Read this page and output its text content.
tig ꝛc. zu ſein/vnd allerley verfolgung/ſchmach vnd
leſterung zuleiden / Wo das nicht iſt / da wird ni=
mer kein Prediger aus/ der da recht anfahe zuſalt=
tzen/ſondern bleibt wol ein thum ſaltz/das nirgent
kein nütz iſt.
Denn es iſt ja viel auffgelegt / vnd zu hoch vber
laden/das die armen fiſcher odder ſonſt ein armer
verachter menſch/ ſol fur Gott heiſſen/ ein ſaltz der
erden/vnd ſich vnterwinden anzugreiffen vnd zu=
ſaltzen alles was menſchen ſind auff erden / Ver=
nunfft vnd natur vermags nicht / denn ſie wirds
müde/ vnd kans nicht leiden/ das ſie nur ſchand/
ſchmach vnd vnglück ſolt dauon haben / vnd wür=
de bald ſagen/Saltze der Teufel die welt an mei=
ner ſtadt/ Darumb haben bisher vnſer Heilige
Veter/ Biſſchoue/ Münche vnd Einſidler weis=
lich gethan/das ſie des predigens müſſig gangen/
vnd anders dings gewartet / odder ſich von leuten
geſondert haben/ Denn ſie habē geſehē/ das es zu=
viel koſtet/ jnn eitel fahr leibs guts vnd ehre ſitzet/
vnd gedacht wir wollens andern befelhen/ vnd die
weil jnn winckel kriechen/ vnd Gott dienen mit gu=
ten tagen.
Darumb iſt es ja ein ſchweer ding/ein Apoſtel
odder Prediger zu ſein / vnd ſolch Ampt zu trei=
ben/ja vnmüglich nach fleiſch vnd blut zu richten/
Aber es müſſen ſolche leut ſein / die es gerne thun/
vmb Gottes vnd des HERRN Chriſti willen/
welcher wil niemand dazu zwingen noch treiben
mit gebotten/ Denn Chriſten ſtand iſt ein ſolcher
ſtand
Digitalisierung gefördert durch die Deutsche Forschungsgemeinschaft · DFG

• • • • •

* [EXERCISE REQUIREMENTS]: In the records above, collect each line with "Darumb".

* [RESPONSE TO THIS EXERCISE]:
ner ſtadt/ Darumb haben bisher vnſer Heilige
Darumb iſt es ja ein ſchweer ding/ein Apoſtel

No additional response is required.